▶ **Goal**:
Reproduce each record exactly.
════
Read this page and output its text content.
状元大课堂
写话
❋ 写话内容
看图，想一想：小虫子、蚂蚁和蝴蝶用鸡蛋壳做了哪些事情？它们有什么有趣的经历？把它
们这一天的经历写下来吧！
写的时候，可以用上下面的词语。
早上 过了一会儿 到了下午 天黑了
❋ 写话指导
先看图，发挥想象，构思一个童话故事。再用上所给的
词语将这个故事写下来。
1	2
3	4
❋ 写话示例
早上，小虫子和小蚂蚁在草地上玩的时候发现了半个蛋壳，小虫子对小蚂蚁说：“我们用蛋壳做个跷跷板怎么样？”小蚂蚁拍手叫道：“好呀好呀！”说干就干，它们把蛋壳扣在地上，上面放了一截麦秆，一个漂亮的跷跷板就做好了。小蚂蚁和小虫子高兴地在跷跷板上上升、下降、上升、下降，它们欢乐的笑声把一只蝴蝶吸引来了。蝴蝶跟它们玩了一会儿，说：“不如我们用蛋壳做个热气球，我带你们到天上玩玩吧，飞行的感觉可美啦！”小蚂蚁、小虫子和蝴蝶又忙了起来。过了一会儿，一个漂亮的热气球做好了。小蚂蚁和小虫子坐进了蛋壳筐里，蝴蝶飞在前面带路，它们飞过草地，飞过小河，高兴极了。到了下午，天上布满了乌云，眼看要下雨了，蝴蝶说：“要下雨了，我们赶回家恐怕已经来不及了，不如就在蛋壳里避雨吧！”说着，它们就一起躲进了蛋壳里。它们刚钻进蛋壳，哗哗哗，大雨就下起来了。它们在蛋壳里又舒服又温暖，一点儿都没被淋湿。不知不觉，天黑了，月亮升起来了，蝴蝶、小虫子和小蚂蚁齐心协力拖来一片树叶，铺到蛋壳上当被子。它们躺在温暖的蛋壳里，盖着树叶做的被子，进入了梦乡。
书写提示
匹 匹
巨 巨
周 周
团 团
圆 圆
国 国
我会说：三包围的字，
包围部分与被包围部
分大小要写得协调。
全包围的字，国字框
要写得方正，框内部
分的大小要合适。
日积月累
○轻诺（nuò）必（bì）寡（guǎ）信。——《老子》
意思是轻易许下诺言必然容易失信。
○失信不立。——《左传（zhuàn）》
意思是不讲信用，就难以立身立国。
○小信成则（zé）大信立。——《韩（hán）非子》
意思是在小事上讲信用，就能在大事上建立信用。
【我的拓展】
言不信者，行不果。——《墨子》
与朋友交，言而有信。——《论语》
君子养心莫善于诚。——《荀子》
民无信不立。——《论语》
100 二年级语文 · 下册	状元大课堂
════
▶ **Written solution**:
Read this page and output its text content.
状元大课堂
写话
❋ 写话内容
看图，想一想：小虫子、蚂蚁和蝴蝶用鸡蛋壳做了哪些事情？它们有什么有趣的经历？把它
们这一天的经历写下来吧！
写的时候，可以用上下面的词语。
早上 过了一会儿 到了下午 天黑了
❋ 写话指导
先看图，发挥想象，构思一个童话故事。再用上所给的
词语将这个故事写下来。
1	2
3	4
❋ 写话示例
早上，小虫子和小蚂蚁在草地上玩的时候发现了半个蛋壳，小虫子对小蚂蚁说：“我们用蛋壳做个跷跷板怎么样？”小蚂蚁拍手叫道：“好呀好呀！”说干就干，它们把蛋壳扣在地上，上面放了一截麦秆，一个漂亮的跷跷板就做好了。小蚂蚁和小虫子高兴地在跷跷板上上升、下降、上升、下降，它们欢乐的笑声把一只蝴蝶吸引来了。蝴蝶跟它们玩了一会儿，说：“不如我们用蛋壳做个热气球，我带你们到天上玩玩吧，飞行的感觉可美啦！”小蚂蚁、小虫子和蝴蝶又忙了起来。过了一会儿，一个漂亮的热气球做好了。小蚂蚁和小虫子坐进了蛋壳筐里，蝴蝶飞在前面带路，它们飞过草地，飞过小河，高兴极了。到了下午，天上布满了乌云，眼看要下雨了，蝴蝶说：“要下雨了，我们赶回家恐怕已经来不及了，不如就在蛋壳里避雨吧！”说着，它们就一起躲进了蛋壳里。它们刚钻进蛋壳，哗哗哗，大雨就下起来了。它们在蛋壳里又舒服又温暖，一点儿都没被淋湿。不知不觉，天黑了，月亮升起来了，蝴蝶、小虫子和小蚂蚁齐心协力拖来一片树叶，铺到蛋壳上当被子。它们躺在温暖的蛋壳里，盖着树叶做的被子，进入了梦乡。
书写提示
匹 匹
巨 巨
周 周
团 团
圆 圆
国 国
我会说：三包围的字，
包围部分与被包围部
分大小要写得协调。
全包围的字，国字框
要写得方正，框内部
分的大小要合适。
日积月累
○轻诺（nuò）必（bì）寡（guǎ）信。——《老子》
意思是轻易许下诺言必然容易失信。
○失信不立。——《左传（zhuàn）》
意思是不讲信用，就难以立身立国。
○小信成则（zé）大信立。——《韩（hán）非子》
意思是在小事上讲信用，就能在大事上建立信用。
【我的拓展】
言不信者，行不果。——《墨子》
与朋友交，言而有信。——《论语》
君子养心莫善于诚。——《荀子》
民无信不立。——《论语》
100 二年级语文 · 下册	状元大课堂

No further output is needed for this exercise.